DATA RECORDS:
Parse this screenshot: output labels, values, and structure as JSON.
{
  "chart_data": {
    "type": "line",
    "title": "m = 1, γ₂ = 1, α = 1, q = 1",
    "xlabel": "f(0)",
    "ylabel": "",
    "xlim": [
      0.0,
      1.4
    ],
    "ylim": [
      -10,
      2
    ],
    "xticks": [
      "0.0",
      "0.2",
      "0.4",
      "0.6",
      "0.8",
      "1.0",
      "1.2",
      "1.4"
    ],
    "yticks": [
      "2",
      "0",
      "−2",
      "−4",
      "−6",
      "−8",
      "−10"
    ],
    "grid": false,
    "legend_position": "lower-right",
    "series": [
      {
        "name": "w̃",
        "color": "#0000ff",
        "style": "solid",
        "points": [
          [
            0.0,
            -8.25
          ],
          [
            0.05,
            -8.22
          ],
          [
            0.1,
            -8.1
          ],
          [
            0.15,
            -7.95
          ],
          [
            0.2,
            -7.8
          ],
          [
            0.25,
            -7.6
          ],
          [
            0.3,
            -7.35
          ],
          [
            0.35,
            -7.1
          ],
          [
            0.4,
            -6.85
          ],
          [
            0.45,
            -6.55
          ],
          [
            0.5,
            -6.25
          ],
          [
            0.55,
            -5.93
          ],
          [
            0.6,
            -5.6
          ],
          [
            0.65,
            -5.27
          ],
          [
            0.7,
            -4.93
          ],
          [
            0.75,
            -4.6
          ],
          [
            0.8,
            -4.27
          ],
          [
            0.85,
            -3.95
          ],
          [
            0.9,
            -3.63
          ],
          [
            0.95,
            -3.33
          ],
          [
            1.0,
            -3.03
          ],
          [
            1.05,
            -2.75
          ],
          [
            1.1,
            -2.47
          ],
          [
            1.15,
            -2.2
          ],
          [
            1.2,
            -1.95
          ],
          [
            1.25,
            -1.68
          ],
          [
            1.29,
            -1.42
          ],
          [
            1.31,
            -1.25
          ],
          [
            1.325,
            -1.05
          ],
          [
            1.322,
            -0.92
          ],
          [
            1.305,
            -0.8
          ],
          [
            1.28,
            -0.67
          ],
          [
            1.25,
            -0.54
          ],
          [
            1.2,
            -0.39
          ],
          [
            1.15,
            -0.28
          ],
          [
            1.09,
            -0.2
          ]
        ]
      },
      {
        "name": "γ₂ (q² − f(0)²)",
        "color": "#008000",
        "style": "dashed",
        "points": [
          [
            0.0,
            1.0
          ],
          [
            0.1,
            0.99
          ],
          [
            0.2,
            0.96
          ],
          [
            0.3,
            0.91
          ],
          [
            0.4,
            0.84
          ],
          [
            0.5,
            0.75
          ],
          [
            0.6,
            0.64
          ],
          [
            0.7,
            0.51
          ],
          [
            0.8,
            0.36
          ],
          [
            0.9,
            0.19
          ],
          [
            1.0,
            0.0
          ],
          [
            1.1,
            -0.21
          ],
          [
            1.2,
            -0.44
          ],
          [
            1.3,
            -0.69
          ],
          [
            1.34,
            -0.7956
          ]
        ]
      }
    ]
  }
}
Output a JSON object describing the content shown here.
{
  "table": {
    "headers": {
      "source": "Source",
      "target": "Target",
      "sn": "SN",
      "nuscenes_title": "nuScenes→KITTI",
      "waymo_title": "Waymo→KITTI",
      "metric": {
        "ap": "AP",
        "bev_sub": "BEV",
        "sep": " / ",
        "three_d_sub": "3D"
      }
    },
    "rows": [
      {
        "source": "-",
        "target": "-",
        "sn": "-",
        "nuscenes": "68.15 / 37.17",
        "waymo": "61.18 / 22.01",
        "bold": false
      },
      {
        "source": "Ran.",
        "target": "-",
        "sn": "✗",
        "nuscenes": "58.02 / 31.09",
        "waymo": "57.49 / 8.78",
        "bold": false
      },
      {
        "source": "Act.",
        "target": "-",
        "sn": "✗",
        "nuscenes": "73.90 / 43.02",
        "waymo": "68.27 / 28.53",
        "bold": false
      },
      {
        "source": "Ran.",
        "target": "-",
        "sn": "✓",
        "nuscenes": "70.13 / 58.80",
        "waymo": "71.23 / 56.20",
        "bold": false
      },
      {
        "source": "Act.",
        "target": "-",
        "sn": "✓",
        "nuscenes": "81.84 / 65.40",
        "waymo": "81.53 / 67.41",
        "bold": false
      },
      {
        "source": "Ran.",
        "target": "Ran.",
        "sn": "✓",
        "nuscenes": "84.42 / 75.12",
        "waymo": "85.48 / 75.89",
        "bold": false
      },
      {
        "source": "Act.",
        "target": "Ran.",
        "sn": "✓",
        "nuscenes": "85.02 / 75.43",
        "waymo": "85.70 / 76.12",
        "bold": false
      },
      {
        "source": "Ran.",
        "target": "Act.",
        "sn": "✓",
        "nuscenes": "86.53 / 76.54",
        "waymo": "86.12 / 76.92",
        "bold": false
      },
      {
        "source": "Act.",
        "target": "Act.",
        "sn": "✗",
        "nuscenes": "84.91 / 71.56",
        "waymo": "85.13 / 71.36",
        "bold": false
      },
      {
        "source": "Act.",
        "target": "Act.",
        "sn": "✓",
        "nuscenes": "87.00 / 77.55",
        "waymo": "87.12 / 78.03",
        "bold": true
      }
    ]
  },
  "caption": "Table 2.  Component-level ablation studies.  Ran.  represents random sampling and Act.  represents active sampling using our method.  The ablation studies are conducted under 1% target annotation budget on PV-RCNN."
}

GOAL OF THE EXERCISE:
Type out the material again exactly as presented.

RESPONSE:
Parse this screenshot: output labels, values, and structure as JSON.
{
  "chart_data": {
    "type": "line",
    "title": "m = 1, γ₂ = 1, α = 1, q = 1",
    "xlabel": "f(0)",
    "ylabel": "",
    "xlim": [
      0.0,
      1.4
    ],
    "ylim": [
      -10,
      2
    ],
    "xticks": [
      "0.0",
      "0.2",
      "0.4",
      "0.6",
      "0.8",
      "1.0",
      "1.2",
      "1.4"
    ],
    "yticks": [
      "2",
      "0",
      "−2",
      "−4",
      "−6",
      "−8",
      "−10"
    ],
    "grid": false,
    "legend_position": "lower-right",
    "series": [
      {
        "name": "w̃",
        "color": "#0000ff",
        "style": "solid",
        "points": [
          [
            0.0,
            -8.25
          ],
          [
            0.05,
            -8.22
          ],
          [
            0.1,
            -8.1
          ],
          [
            0.15,
            -7.95
          ],
          [
            0.2,
            -7.8
          ],
          [
            0.25,
            -7.6
          ],
          [
            0.3,
            -7.35
          ],
          [
            0.35,
            -7.1
          ],
          [
            0.4,
            -6.85
          ],
          [
            0.45,
            -6.55
          ],
          [
            0.5,
            -6.25
          ],
          [
            0.55,
            -5.93
          ],
          [
            0.6,
            -5.6
          ],
          [
            0.65,
            -5.27
          ],
          [
            0.7,
            -4.93
          ],
          [
            0.75,
            -4.6
          ],
          [
            0.8,
            -4.27
          ],
          [
            0.85,
            -3.95
          ],
          [
            0.9,
            -3.63
          ],
          [
            0.95,
            -3.33
          ],
          [
            1.0,
            -3.03
          ],
          [
            1.05,
            -2.75
          ],
          [
            1.1,
            -2.47
          ],
          [
            1.15,
            -2.2
          ],
          [
            1.2,
            -1.95
          ],
          [
            1.25,
            -1.68
          ],
          [
            1.29,
            -1.42
          ],
          [
            1.31,
            -1.25
          ],
          [
            1.325,
            -1.05
          ],
          [
            1.322,
            -0.92
          ],
          [
            1.305,
            -0.8
          ],
          [
            1.28,
            -0.67
          ],
          [
            1.25,
            -0.54
          ],
          [
            1.2,
            -0.39
          ],
          [
            1.15,
            -0.28
          ],
          [
            1.09,
            -0.2
          ]
        ]
      },
      {
        "name": "γ₂ (q² − f(0)²)",
        "color": "#008000",
        "style": "dashed",
        "points": [
          [
            0.0,
            1.0
          ],
          [
            0.1,
            0.99
          ],
          [
            0.2,
            0.96
          ],
          [
            0.3,
            0.91
          ],
          [
            0.4,
            0.84
          ],
          [
            0.5,
            0.75
          ],
          [
            0.6,
            0.64
          ],
          [
            0.7,
            0.51
          ],
          [
            0.8,
            0.36
          ],
          [
            0.9,
            0.19
          ],
          [
            1.0,
            0.0
          ],
          [
            1.1,
            -0.21
          ],
          [
            1.2,
            -0.44
          ],
          [
            1.3,
            -0.69
          ],
          [
            1.34,
            -0.7956
          ]
        ]
      }
    ]
  }
}
Output a JSON object describing the content shown here.
{
  "table": {
    "headers": {
      "source": "Source",
      "target": "Target",
      "sn": "SN",
      "nuscenes_title": "nuScenes→KITTI",
      "waymo_title": "Waymo→KITTI",
      "metric": {
        "ap": "AP",
        "bev_sub": "BEV",
        "sep": " / ",
        "three_d_sub": "3D"
      }
    },
    "rows": [
      {
        "source": "-",
        "target": "-",
        "sn": "-",
        "nuscenes": "68.15 / 37.17",
        "waymo": "61.18 / 22.01",
        "bold": false
      },
      {
        "source": "Ran.",
        "target": "-",
        "sn": "✗",
        "nuscenes": "58.02 / 31.09",
        "waymo": "57.49 / 8.78",
        "bold": false
      },
      {
        "source": "Act.",
        "target": "-",
        "sn": "✗",
        "nuscenes": "73.90 / 43.02",
        "waymo": "68.27 / 28.53",
        "bold": false
      },
      {
        "source": "Ran.",
        "target": "-",
        "sn": "✓",
        "nuscenes": "70.13 / 58.80",
        "waymo": "71.23 / 56.20",
        "bold": false
      },
      {
        "source": "Act.",
        "target": "-",
        "sn": "✓",
        "nuscenes": "81.84 / 65.40",
        "waymo": "81.53 / 67.41",
        "bold": false
      },
      {
        "source": "Ran.",
        "target": "Ran.",
        "sn": "✓",
        "nuscenes": "84.42 / 75.12",
        "waymo": "85.48 / 75.89",
        "bold": false
      },
      {
        "source": "Act.",
        "target": "Ran.",
        "sn": "✓",
        "nuscenes": "85.02 / 75.43",
        "waymo": "85.70 / 76.12",
        "bold": false
      },
      {
        "source": "Ran.",
        "target": "Act.",
        "sn": "✓",
        "nuscenes": "86.53 / 76.54",
        "waymo": "86.12 / 76.92",
        "bold": false
      },
      {
        "source": "Act.",
        "target": "Act.",
        "sn": "✗",
        "nuscenes": "84.91 / 71.56",
        "waymo": "85.13 / 71.36",
        "bold": false
      },
      {
        "source": "Act.",
        "target": "Act.",
        "sn": "✓",
        "nuscenes": "87.00 / 77.55",
        "waymo": "87.12 / 78.03",
        "bold": true
      }
    ]
  },
  "caption": "Table 2.  Component-level ablation studies.  Ran.  represents random sampling and Act.  represents active sampling using our method.  The ablation studies are conducted under 1% target annotation budget on PV-RCNN."
}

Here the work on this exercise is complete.